Required work:
Your task is to retype each line of the data below exactly.

|---|

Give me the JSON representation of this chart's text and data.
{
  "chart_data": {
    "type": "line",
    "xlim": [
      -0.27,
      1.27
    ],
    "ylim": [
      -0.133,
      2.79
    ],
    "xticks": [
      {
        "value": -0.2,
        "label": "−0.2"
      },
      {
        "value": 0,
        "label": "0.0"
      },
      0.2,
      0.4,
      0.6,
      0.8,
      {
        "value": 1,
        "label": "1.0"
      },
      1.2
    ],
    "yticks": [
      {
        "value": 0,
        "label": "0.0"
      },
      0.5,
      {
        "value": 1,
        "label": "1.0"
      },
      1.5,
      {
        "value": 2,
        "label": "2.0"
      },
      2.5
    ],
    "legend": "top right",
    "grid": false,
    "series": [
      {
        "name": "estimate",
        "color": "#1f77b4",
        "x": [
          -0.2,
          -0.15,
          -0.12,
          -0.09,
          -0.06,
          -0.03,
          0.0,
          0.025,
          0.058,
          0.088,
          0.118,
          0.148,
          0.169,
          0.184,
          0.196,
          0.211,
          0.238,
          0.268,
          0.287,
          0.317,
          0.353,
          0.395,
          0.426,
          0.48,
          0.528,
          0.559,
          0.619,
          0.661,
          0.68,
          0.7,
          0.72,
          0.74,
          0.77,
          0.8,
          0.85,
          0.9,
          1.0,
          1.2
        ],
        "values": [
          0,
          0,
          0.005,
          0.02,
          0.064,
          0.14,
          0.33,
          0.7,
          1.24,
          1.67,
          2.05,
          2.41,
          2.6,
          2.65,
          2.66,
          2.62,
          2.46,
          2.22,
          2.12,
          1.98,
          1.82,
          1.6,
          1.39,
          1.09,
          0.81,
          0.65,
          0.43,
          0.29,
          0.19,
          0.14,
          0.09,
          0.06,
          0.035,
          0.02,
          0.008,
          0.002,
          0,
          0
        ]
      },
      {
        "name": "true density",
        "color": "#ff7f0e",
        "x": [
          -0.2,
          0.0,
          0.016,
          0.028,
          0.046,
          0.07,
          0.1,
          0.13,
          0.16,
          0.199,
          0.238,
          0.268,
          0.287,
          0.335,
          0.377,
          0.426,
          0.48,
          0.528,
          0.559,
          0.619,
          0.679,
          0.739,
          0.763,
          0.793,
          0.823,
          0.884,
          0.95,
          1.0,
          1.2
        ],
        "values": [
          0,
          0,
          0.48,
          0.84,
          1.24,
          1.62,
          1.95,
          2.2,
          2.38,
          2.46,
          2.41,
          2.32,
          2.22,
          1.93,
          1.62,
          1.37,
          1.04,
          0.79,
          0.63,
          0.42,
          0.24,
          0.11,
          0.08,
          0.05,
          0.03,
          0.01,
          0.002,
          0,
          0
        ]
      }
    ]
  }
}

|---|

The solution:
Give me the JSON representation of this chart's text and data.
{
  "chart_data": {
    "type": "line",
    "xlim": [
      -0.27,
      1.27
    ],
    "ylim": [
      -0.133,
      2.79
    ],
    "xticks": [
      {
        "value": -0.2,
        "label": "−0.2"
      },
      {
        "value": 0,
        "label": "0.0"
      },
      0.2,
      0.4,
      0.6,
      0.8,
      {
        "value": 1,
        "label": "1.0"
      },
      1.2
    ],
    "yticks": [
      {
        "value": 0,
        "label": "0.0"
      },
      0.5,
      {
        "value": 1,
        "label": "1.0"
      },
      1.5,
      {
        "value": 2,
        "label": "2.0"
      },
      2.5
    ],
    "legend": "top right",
    "grid": false,
    "series": [
      {
        "name": "estimate",
        "color": "#1f77b4",
        "x": [
          -0.2,
          -0.15,
          -0.12,
          -0.09,
          -0.06,
          -0.03,
          0.0,
          0.025,
          0.058,
          0.088,
          0.118,
          0.148,
          0.169,
          0.184,
          0.196,
          0.211,
          0.238,
          0.268,
          0.287,
          0.317,
          0.353,
          0.395,
          0.426,
          0.48,
          0.528,
          0.559,
          0.619,
          0.661,
          0.68,
          0.7,
          0.72,
          0.74,
          0.77,
          0.8,
          0.85,
          0.9,
          1.0,
          1.2
        ],
        "values": [
          0,
          0,
          0.005,
          0.02,
          0.064,
          0.14,
          0.33,
          0.7,
          1.24,
          1.67,
          2.05,
          2.41,
          2.6,
          2.65,
          2.66,
          2.62,
          2.46,
          2.22,
          2.12,
          1.98,
          1.82,
          1.6,
          1.39,
          1.09,
          0.81,
          0.65,
          0.43,
          0.29,
          0.19,
          0.14,
          0.09,
          0.06,
          0.035,
          0.02,
          0.008,
          0.002,
          0,
          0
        ]
      },
      {
        "name": "true density",
        "color": "#ff7f0e",
        "x": [
          -0.2,
          0.0,
          0.016,
          0.028,
          0.046,
          0.07,
          0.1,
          0.13,
          0.16,
          0.199,
          0.238,
          0.268,
          0.287,
          0.335,
          0.377,
          0.426,
          0.48,
          0.528,
          0.559,
          0.619,
          0.679,
          0.739,
          0.763,
          0.793,
          0.823,
          0.884,
          0.95,
          1.0,
          1.2
        ],
        "values": [
          0,
          0,
          0.48,
          0.84,
          1.24,
          1.62,
          1.95,
          2.2,
          2.38,
          2.46,
          2.41,
          2.32,
          2.22,
          1.93,
          1.62,
          1.37,
          1.04,
          0.79,
          0.63,
          0.42,
          0.24,
          0.11,
          0.08,
          0.05,
          0.03,
          0.01,
          0.002,
          0,
          0
        ]
      }
    ]
  }
}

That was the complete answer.